=== AIM OF THE EXERCISE ===
Extract all lines that hold the string "smoking".
--- Begin INPUT FOR THIS TASK ---
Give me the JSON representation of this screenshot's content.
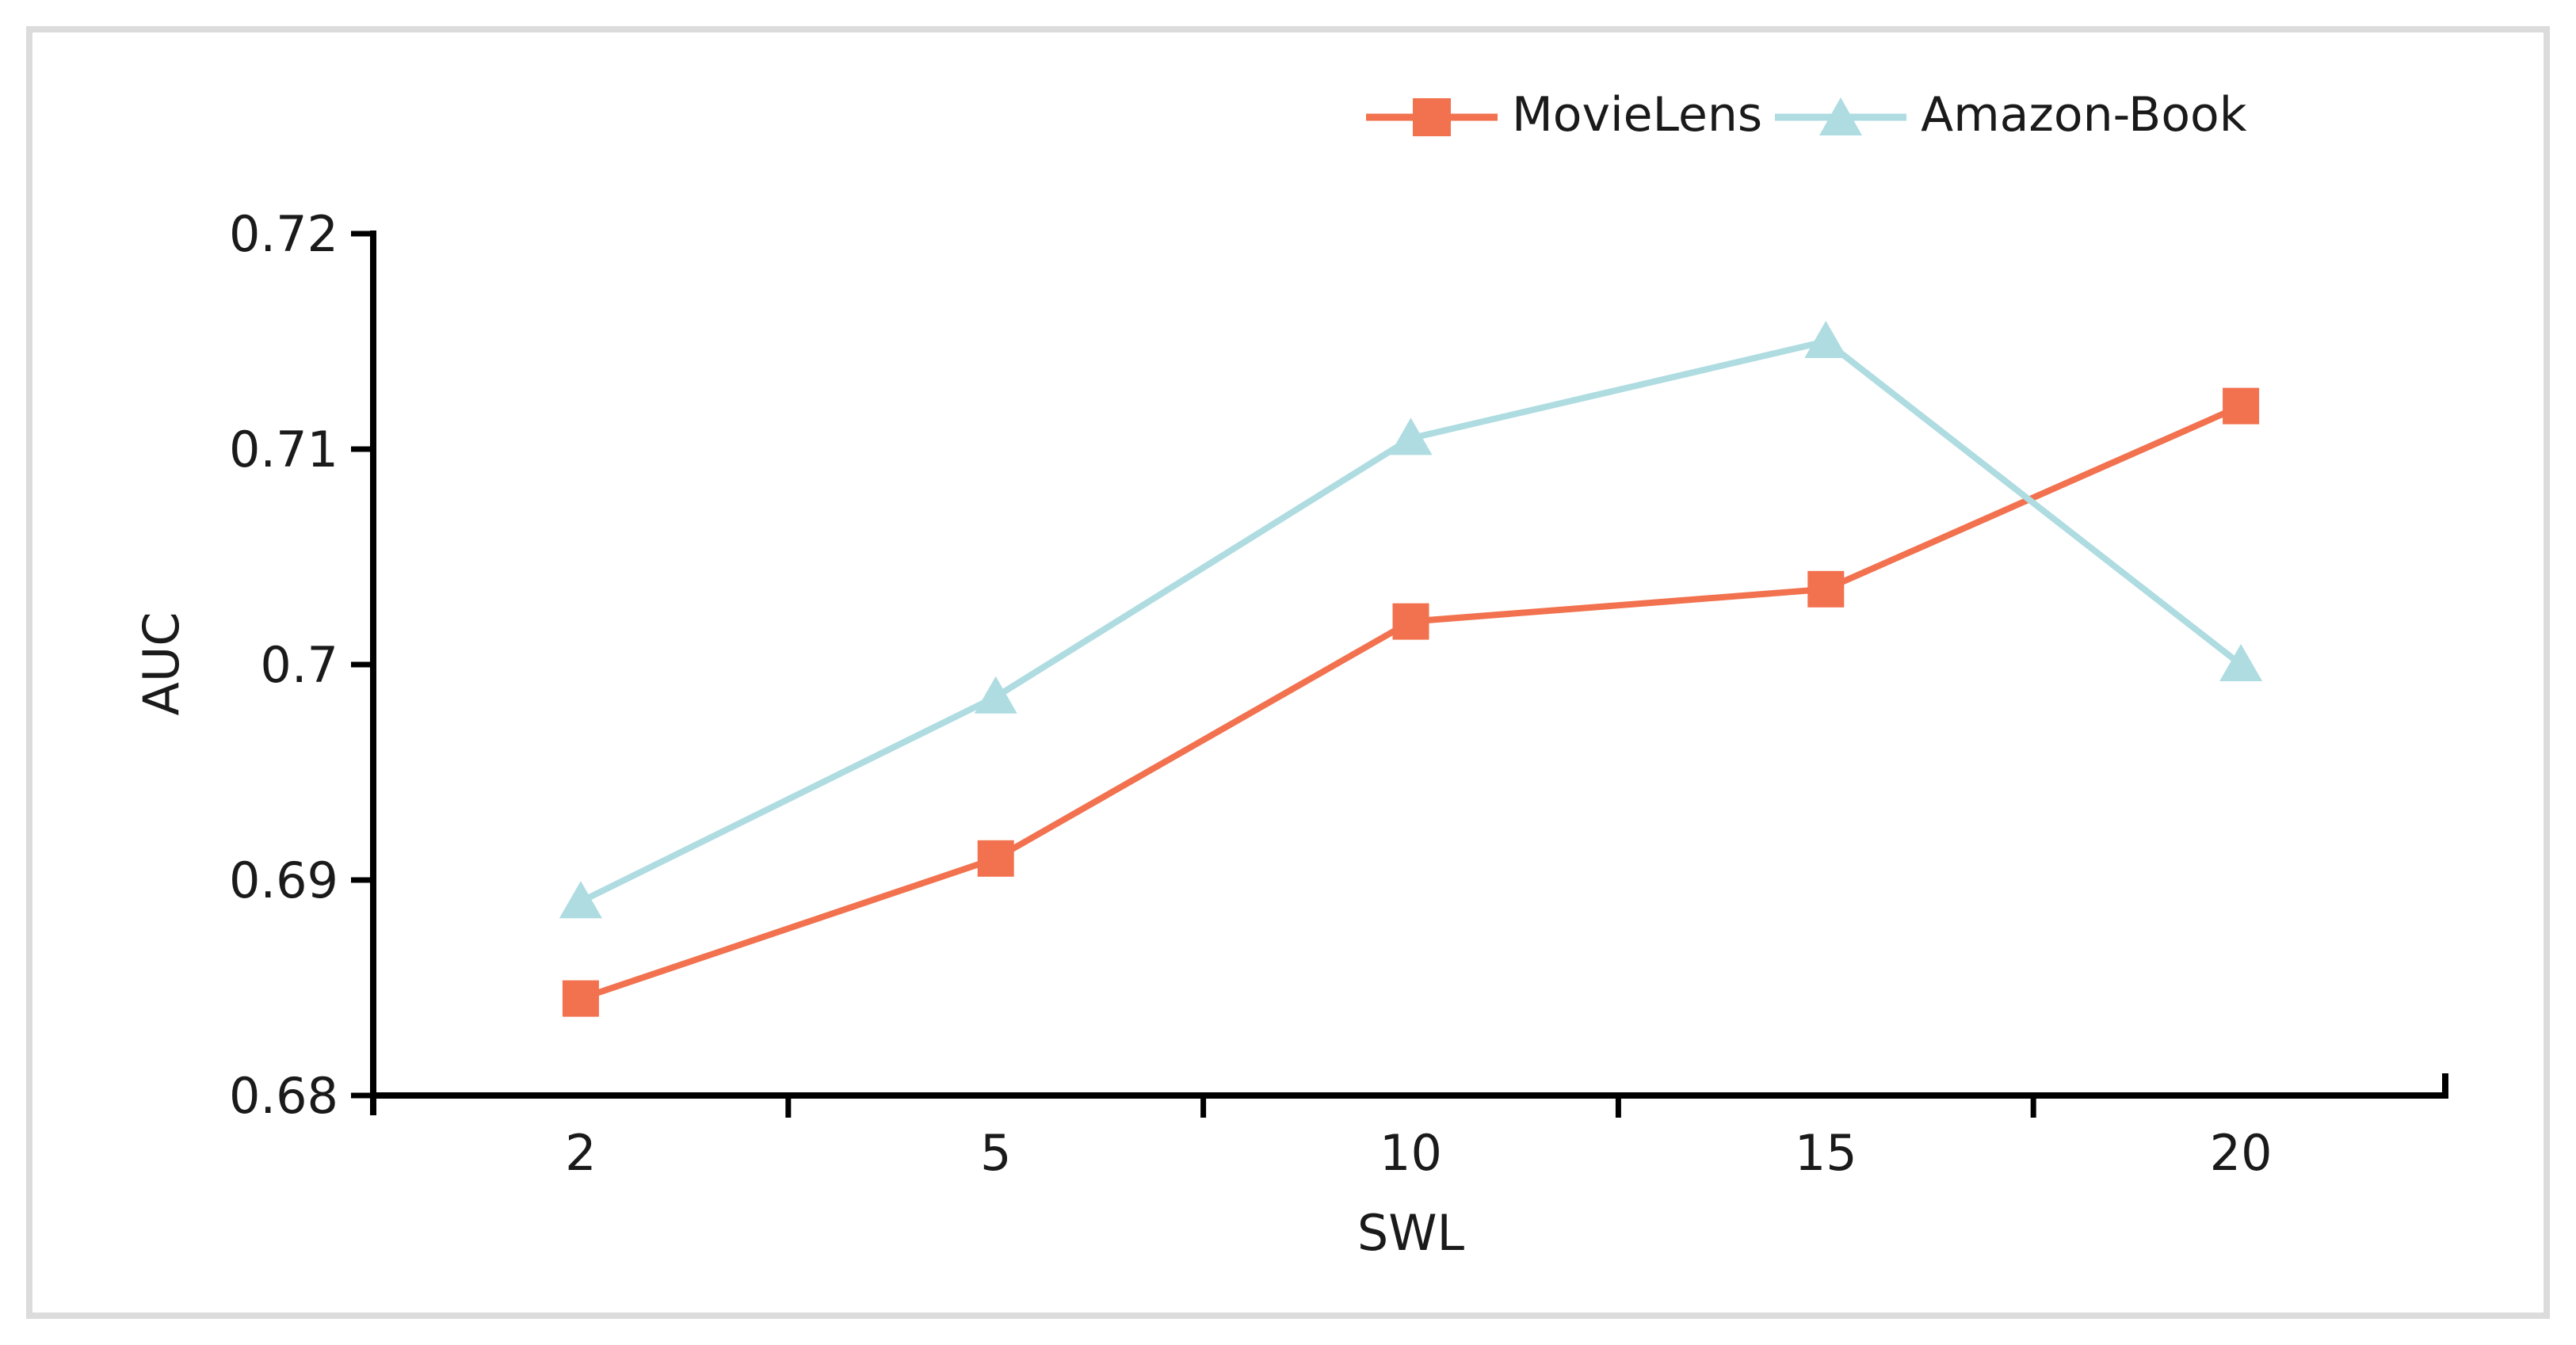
{
  "frame": {
    "background": "#ffffff",
    "border_color": "#dcdcdc"
  },
  "text_color": "#1a1a1a",
  "axis_color": "#000000",
  "chart_data": {
    "type": "line",
    "title": "",
    "xlabel": "SWL",
    "ylabel": "AUC",
    "categories": [
      2,
      5,
      10,
      15,
      20
    ],
    "x_tick_labels": [
      "2",
      "5",
      "10",
      "15",
      "20"
    ],
    "y_ticks": [
      0.68,
      0.69,
      0.7,
      0.71,
      0.72
    ],
    "y_tick_labels": [
      "0.68",
      "0.69",
      "0.7",
      "0.71",
      "0.72"
    ],
    "ylim": [
      0.68,
      0.72
    ],
    "grid": false,
    "legend_position": "top-right",
    "series": [
      {
        "name": "MovieLens",
        "marker": "square",
        "color": "#F2714E",
        "values": [
          0.6845,
          0.691,
          0.702,
          0.7035,
          0.712
        ]
      },
      {
        "name": "Amazon-Book",
        "marker": "triangle",
        "color": "#AEDCE1",
        "values": [
          0.689,
          0.6985,
          0.7105,
          0.715,
          0.7
        ]
      }
    ]
  }
}
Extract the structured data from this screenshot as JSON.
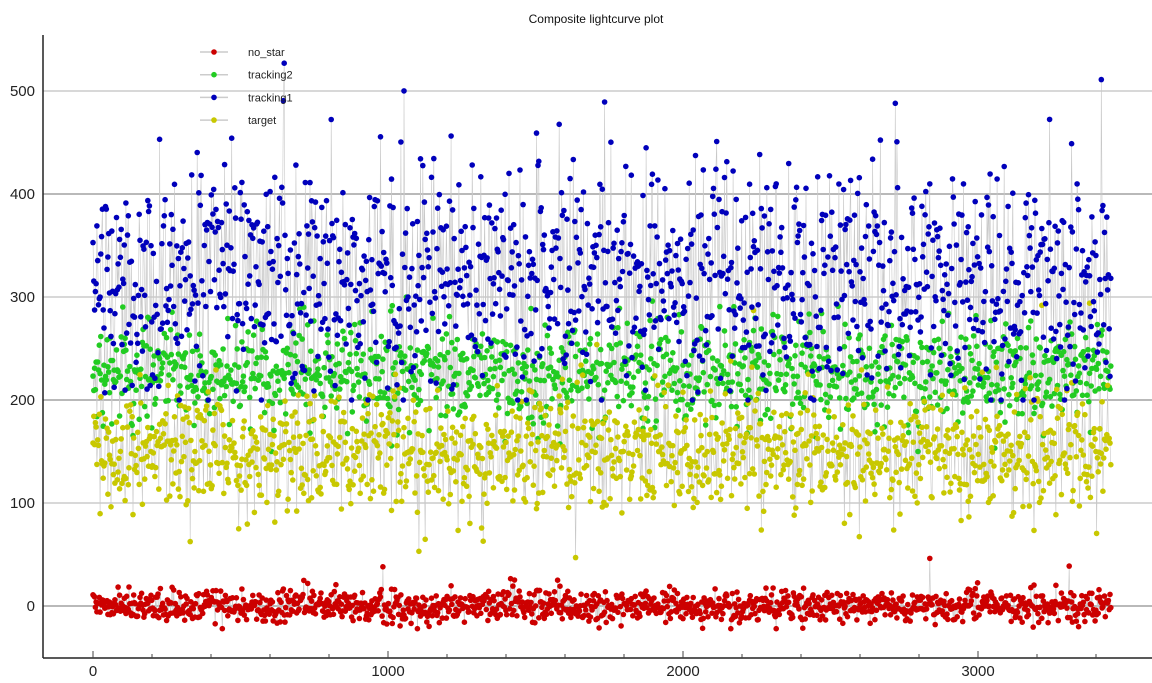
{
  "chart_data": {
    "type": "scatter",
    "title": "Composite lightcurve plot",
    "xlabel": "",
    "ylabel": "",
    "xlim": [
      -170,
      3600
    ],
    "ylim": [
      -50,
      550
    ],
    "x_ticks": [
      "0",
      "1000",
      "2000",
      "3000"
    ],
    "x_tick_values": [
      0,
      1000,
      2000,
      3000
    ],
    "y_ticks": [
      "0",
      "100",
      "200",
      "300",
      "400",
      "500"
    ],
    "y_tick_values": [
      0,
      100,
      200,
      300,
      400,
      500
    ],
    "grid": "horizontal",
    "legend_position": "top-left",
    "connecting_line_color": "#c8c8c8",
    "x_range": [
      0,
      3450
    ],
    "series": [
      {
        "name": "no_star",
        "color": "#cc0000",
        "typical_center": 0,
        "typical_spread": 8,
        "min": -22,
        "max": 48
      },
      {
        "name": "tracking2",
        "color": "#22cc22",
        "typical_center": 225,
        "typical_spread": 25,
        "min": 150,
        "max": 300
      },
      {
        "name": "tracking1",
        "color": "#0000bb",
        "typical_center": 320,
        "typical_spread": 55,
        "min": 200,
        "max": 527
      },
      {
        "name": "target",
        "color": "#c8c800",
        "typical_center": 150,
        "typical_spread": 30,
        "min": 47,
        "max": 300
      }
    ]
  }
}
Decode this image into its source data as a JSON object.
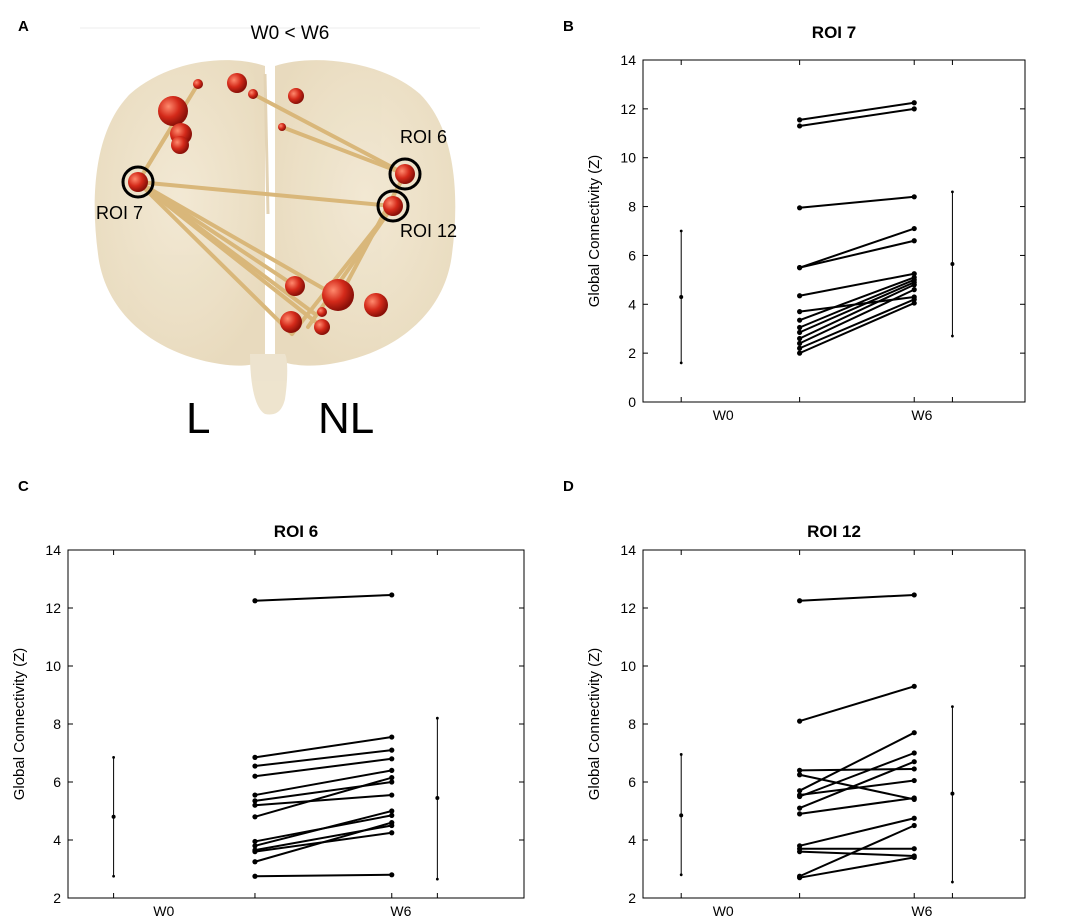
{
  "panels": {
    "a": {
      "letter": "A",
      "title": "W0 < W6",
      "roi_labels": [
        "ROI 6",
        "ROI 7",
        "ROI 12"
      ],
      "left_label": "L",
      "right_label": "NL",
      "node_color": "#d42a1a",
      "edge_color": "#d9b77a"
    },
    "b": {
      "letter": "B"
    },
    "c": {
      "letter": "C"
    },
    "d": {
      "letter": "D"
    }
  },
  "chart_data": [
    {
      "id": "roi7",
      "type": "line",
      "title": "ROI 7",
      "ylabel": "Global Connectivity (Z)",
      "xlabel": "",
      "categories": [
        "W0",
        "W6"
      ],
      "ylim": [
        0,
        14
      ],
      "yticks": [
        0,
        2,
        4,
        6,
        8,
        10,
        12,
        14
      ],
      "pairs": [
        [
          11.55,
          12.25
        ],
        [
          11.3,
          12.0
        ],
        [
          7.95,
          8.4
        ],
        [
          5.5,
          7.1
        ],
        [
          5.5,
          6.6
        ],
        [
          4.35,
          5.25
        ],
        [
          3.7,
          4.3
        ],
        [
          3.35,
          5.1
        ],
        [
          3.05,
          5.0
        ],
        [
          2.85,
          4.9
        ],
        [
          2.6,
          4.8
        ],
        [
          2.4,
          4.6
        ],
        [
          2.2,
          4.2
        ],
        [
          2.0,
          4.05
        ]
      ],
      "w0_summary": {
        "mean": 4.3,
        "low": 1.6,
        "high": 7.0
      },
      "w6_summary": {
        "mean": 5.65,
        "low": 2.7,
        "high": 8.6
      }
    },
    {
      "id": "roi6",
      "type": "line",
      "title": "ROI 6",
      "ylabel": "Global Connectivity (Z)",
      "xlabel": "",
      "categories": [
        "W0",
        "W6"
      ],
      "ylim": [
        2,
        14
      ],
      "yticks": [
        2,
        4,
        6,
        8,
        10,
        12,
        14
      ],
      "pairs": [
        [
          12.25,
          12.45
        ],
        [
          6.85,
          7.55
        ],
        [
          6.55,
          7.1
        ],
        [
          6.2,
          6.8
        ],
        [
          5.55,
          6.4
        ],
        [
          5.35,
          6.0
        ],
        [
          5.2,
          5.55
        ],
        [
          4.8,
          6.15
        ],
        [
          3.95,
          4.85
        ],
        [
          3.8,
          5.0
        ],
        [
          3.65,
          4.5
        ],
        [
          3.6,
          4.25
        ],
        [
          3.25,
          4.6
        ],
        [
          2.75,
          2.8
        ]
      ],
      "w0_summary": {
        "mean": 4.8,
        "low": 2.75,
        "high": 6.85
      },
      "w6_summary": {
        "mean": 5.45,
        "low": 2.65,
        "high": 8.2
      }
    },
    {
      "id": "roi12",
      "type": "line",
      "title": "ROI 12",
      "ylabel": "Global Connectivity (Z)",
      "xlabel": "",
      "categories": [
        "W0",
        "W6"
      ],
      "ylim": [
        2,
        14
      ],
      "yticks": [
        2,
        4,
        6,
        8,
        10,
        12,
        14
      ],
      "pairs": [
        [
          12.25,
          12.45
        ],
        [
          8.1,
          9.3
        ],
        [
          6.4,
          6.45
        ],
        [
          6.25,
          5.4
        ],
        [
          5.7,
          7.7
        ],
        [
          5.55,
          6.05
        ],
        [
          5.5,
          7.0
        ],
        [
          5.1,
          6.7
        ],
        [
          4.9,
          5.45
        ],
        [
          3.8,
          4.75
        ],
        [
          3.7,
          3.7
        ],
        [
          3.6,
          3.45
        ],
        [
          2.75,
          4.5
        ],
        [
          2.7,
          3.4
        ]
      ],
      "w0_summary": {
        "mean": 4.85,
        "low": 2.8,
        "high": 6.95
      },
      "w6_summary": {
        "mean": 5.6,
        "low": 2.55,
        "high": 8.6
      }
    }
  ]
}
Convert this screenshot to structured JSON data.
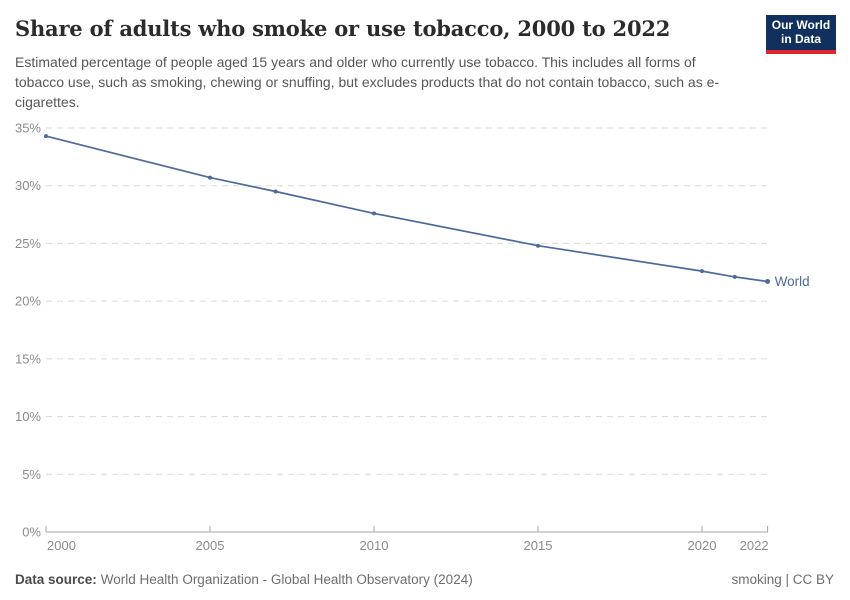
{
  "header": {
    "title": "Share of adults who smoke or use tobacco, 2000 to 2022",
    "subtitle": "Estimated percentage of people aged 15 years and older who currently use tobacco. This includes all forms of tobacco use, such as smoking, chewing or snuffing, but excludes products that do not contain tobacco, such as e-cigarettes.",
    "logo": {
      "line1": "Our World",
      "line2": "in Data"
    }
  },
  "chart_data": {
    "type": "line",
    "title": "Share of adults who smoke or use tobacco, 2000 to 2022",
    "x": [
      2000,
      2005,
      2007,
      2010,
      2015,
      2020,
      2021,
      2022
    ],
    "series": [
      {
        "name": "World",
        "color": "#4c6a9c",
        "values": [
          34.3,
          30.7,
          29.5,
          27.6,
          24.8,
          22.6,
          22.1,
          21.7
        ]
      }
    ],
    "x_ticks": [
      2000,
      2005,
      2010,
      2015,
      2020,
      2022
    ],
    "y_ticks": [
      0,
      5,
      10,
      15,
      20,
      25,
      30,
      35
    ],
    "y_tick_suffix": "%",
    "xlim": [
      2000,
      2022
    ],
    "ylim": [
      0,
      35
    ],
    "xlabel": "",
    "ylabel": "",
    "grid": "horizontal-dashed",
    "legend": "end-of-line-label",
    "end_label": "World"
  },
  "footer": {
    "source_label": "Data source:",
    "source_text": "World Health Organization - Global Health Observatory (2024)",
    "right_text": "smoking | CC BY"
  },
  "colors": {
    "line": "#4c6a9c",
    "title_text": "#2b2b2b",
    "subtitle_text": "#575757",
    "axis_text": "#8c8c8c",
    "grid": "#dadada",
    "axis_line": "#a5a5a5",
    "footer_text": "#6e6e6e",
    "footer_label": "#4a4a4a",
    "logo_bg": "#12305e",
    "logo_accent": "#dc2830",
    "logo_text": "#ffffff"
  }
}
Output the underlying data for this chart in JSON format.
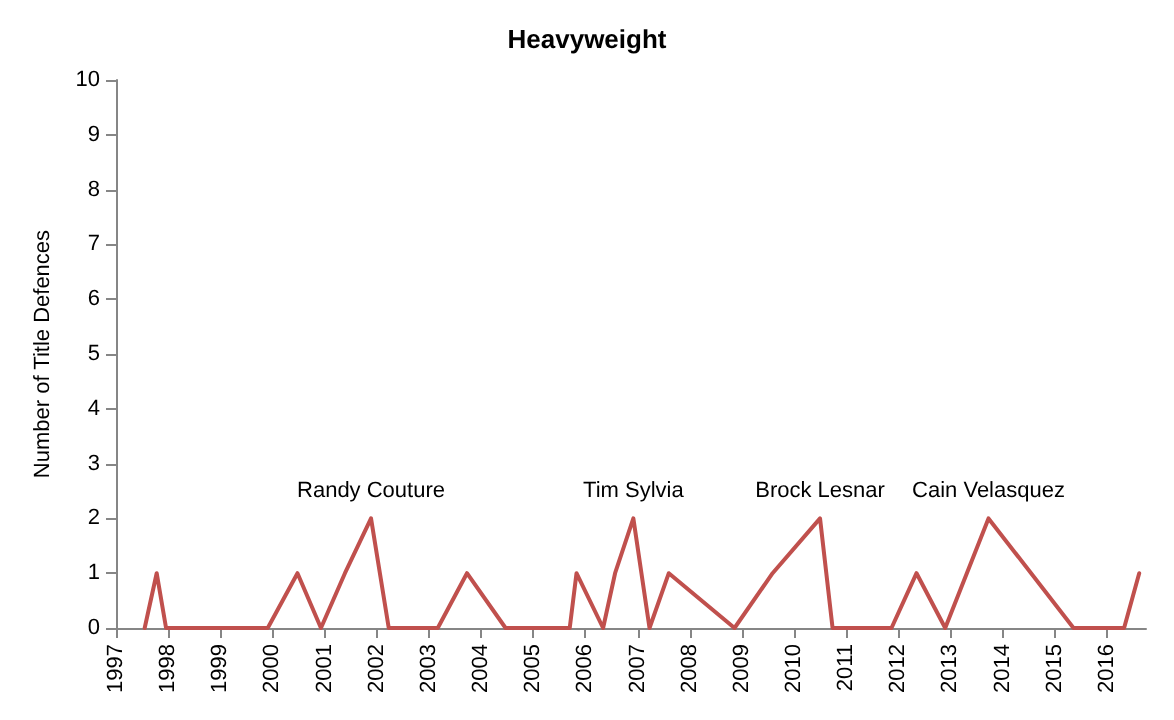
--- End INPUT FOR THIS TASK ---
=== RESPONSE ===
    "subtitle": "Estimated percentage of people aged 15 years and older who currently use tobacco. This includes all forms of tobacco use, such as smoking, chewing or snuffing, but excludes products that do not contain tobacco, such as e-cigarettes.",
    "right_text": "smoking | CC BY"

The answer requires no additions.